▸ **WHAT IS BEING ASKED**
Without the pictures, output the records below word for word.

▸ **DATASET EXTRACT**

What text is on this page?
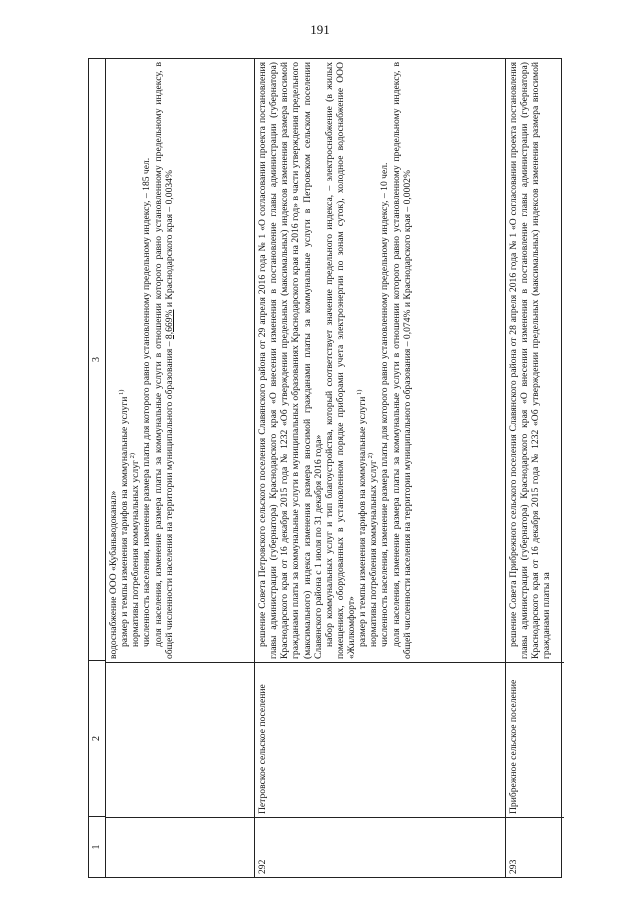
191
1
2
3

водоснабжение ООО «Кубаньводоканал» размер и темпы изменения тарифов на коммунальные услуги $^{1)}$

нормативы потребления коммунальных услуг $^{2)}$ численность населения, изменение размера платы для которого равно установленному предельному индексу, – 185 чел. доля населения, изменение размера платы за коммунальные услуги в отношении которого равно установленному предельному индексу, в общей численности населения на территории муниципального образования – 8,669% и Краснодарского края – 0,0034%

292
Петровское сельское поселение

решение Совета Петровского сельского поселения Славянского района от 29 апреля 2016 года № 1 «О согласовании проекта постановления главы администрации (губернатора) Краснодарского края «О внесении изменения в постановление главы администрации (губернатора) Краснодарского края от 16 декабря 2015 года № 1232 «Об утверждении предельных (максимальных) индексов изменения размера вносимой гражданами платы за коммунальные услуги в муниципальных образованиях Краснодарского края на 2016 год» в части утверждения предельного (максимального) индекса изменения размера вносимой гражданами платы за коммунальные услуги в Петровском сельском поселении Славянского района с 1 июля по 31 декабря 2016 года» набор коммунальных услуг и тип благоустройства, который соответствует значение предельного индекса, – электроснабжение (в жилых помещениях, оборудованных в установленном порядке приборами учета электроэнергии по зонам суток), холодное водоснабжение ООО «Жилкомфорт» размер и темпы изменения тарифов на коммунальные услуги $^{1)}$

нормативы потребления коммунальных услуг $^{2)}$ численность населения, изменение размера платы для которого равно установленному предельному индексу, – 10 чел. доля населения, изменение размера платы за коммунальные услуги в отношении которого равно установленному предельному индексу, в общей численности населения на территории муниципального образования – 0,074% и Краснодарского края – 0,0002%

293
Прибрежное сельское поселение

решение Совета Прибрежного сельского поселения Славянского района от 28 апреля 2016 года № 1 «О согласовании проекта постановления главы администрации (губернатора) Краснодарского края «О внесении изменения в постановление главы администрации (губернатора) Краснодарского края от 16 декабря 2015 года № 1232 «Об утверждении предельных (максимальных) индексов изменения размера вносимой гражданами платы за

▸ **EXERCISE RESULT**
What text is on this page?
191
1
2
3

водоснабжение ООО «Кубаньводоканал» размер и темпы изменения тарифов на коммунальные услуги $^{1)}$

нормативы потребления коммунальных услуг $^{2)}$ численность населения, изменение размера платы для которого равно установленному предельному индексу, – 185 чел. доля населения, изменение размера платы за коммунальные услуги в отношении которого равно установленному предельному индексу, в общей численности населения на территории муниципального образования – 8,669% и Краснодарского края – 0,0034%

292
Петровское сельское поселение

решение Совета Петровского сельского поселения Славянского района от 29 апреля 2016 года № 1 «О согласовании проекта постановления главы администрации (губернатора) Краснодарского края «О внесении изменения в постановление главы администрации (губернатора) Краснодарского края от 16 декабря 2015 года № 1232 «Об утверждении предельных (максимальных) индексов изменения размера вносимой гражданами платы за коммунальные услуги в муниципальных образованиях Краснодарского края на 2016 год» в части утверждения предельного (максимального) индекса изменения размера вносимой гражданами платы за коммунальные услуги в Петровском сельском поселении Славянского района с 1 июля по 31 декабря 2016 года» набор коммунальных услуг и тип благоустройства, который соответствует значение предельного индекса, – электроснабжение (в жилых помещениях, оборудованных в установленном порядке приборами учета электроэнергии по зонам суток), холодное водоснабжение ООО «Жилкомфорт» размер и темпы изменения тарифов на коммунальные услуги $^{1)}$

нормативы потребления коммунальных услуг $^{2)}$ численность населения, изменение размера платы для которого равно установленному предельному индексу, – 10 чел. доля населения, изменение размера платы за коммунальные услуги в отношении которого равно установленному предельному индексу, в общей численности населения на территории муниципального образования – 0,074% и Краснодарского края – 0,0002%

293
Прибрежное сельское поселение

решение Совета Прибрежного сельского поселения Славянского района от 28 апреля 2016 года № 1 «О согласовании проекта постановления главы администрации (губернатора) Краснодарского края «О внесении изменения в постановление главы администрации (губернатора) Краснодарского края от 16 декабря 2015 года № 1232 «Об утверждении предельных (максимальных) индексов изменения размера вносимой гражданами платы за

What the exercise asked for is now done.